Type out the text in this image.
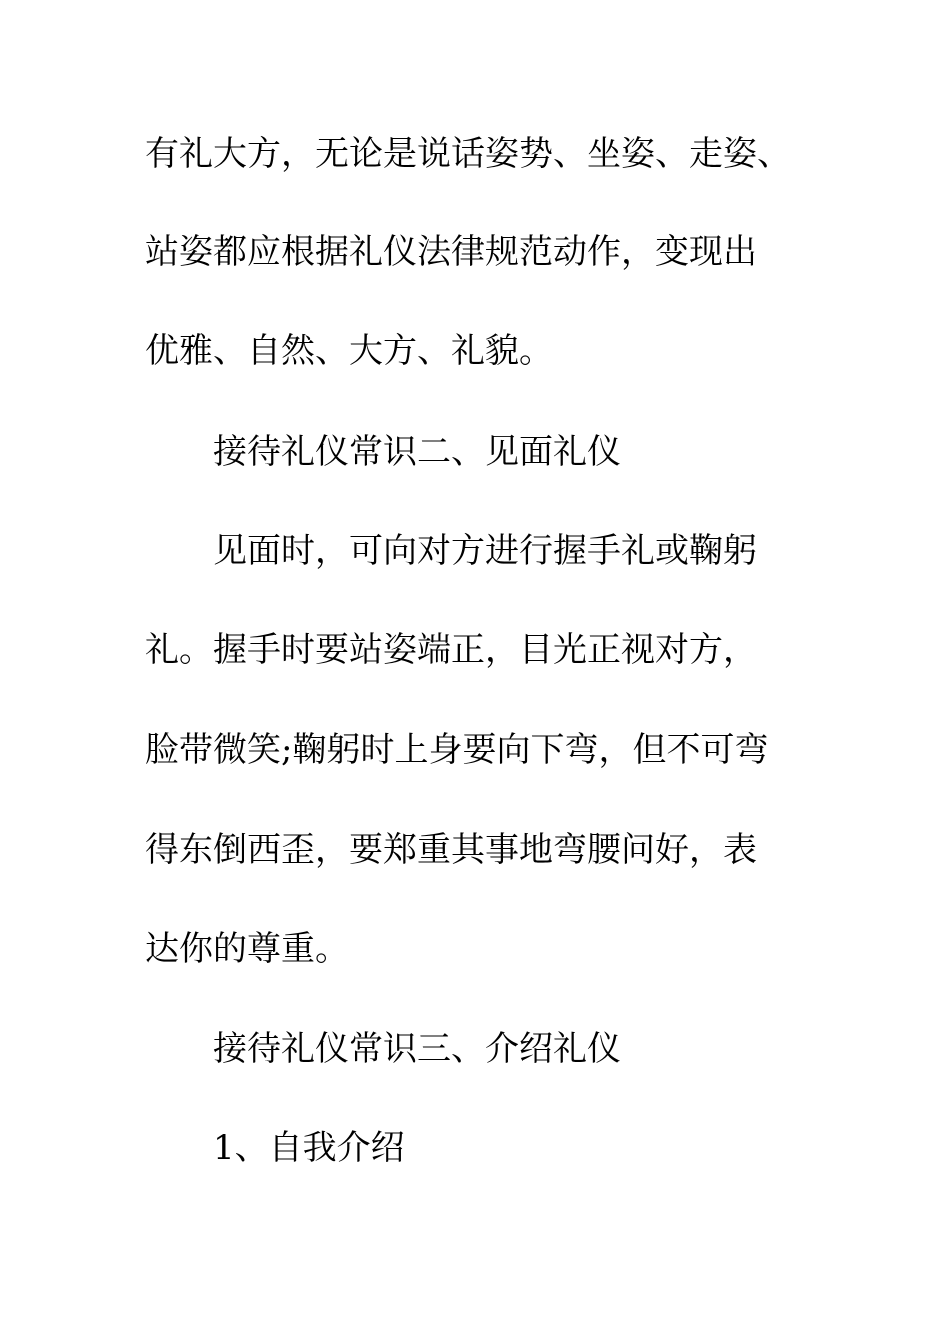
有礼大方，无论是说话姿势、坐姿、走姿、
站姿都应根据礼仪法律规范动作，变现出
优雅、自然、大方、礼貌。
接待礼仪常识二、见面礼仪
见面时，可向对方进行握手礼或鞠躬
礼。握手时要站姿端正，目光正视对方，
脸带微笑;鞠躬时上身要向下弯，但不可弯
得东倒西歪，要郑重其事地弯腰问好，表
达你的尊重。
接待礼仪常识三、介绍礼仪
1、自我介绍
+---+
Task to carry out
Transcribe the listing in full. Omit the pictures and keep every line exact.

Response to the task
Type out the text in this image.
有礼大方，无论是说话姿势、坐姿、走姿、
站姿都应根据礼仪法律规范动作，变现出
优雅、自然、大方、礼貌。
接待礼仪常识二、见面礼仪
见面时，可向对方进行握手礼或鞠躬
礼。握手时要站姿端正，目光正视对方，
脸带微笑;鞠躬时上身要向下弯，但不可弯
得东倒西歪，要郑重其事地弯腰问好，表
达你的尊重。
接待礼仪常识三、介绍礼仪
1、自我介绍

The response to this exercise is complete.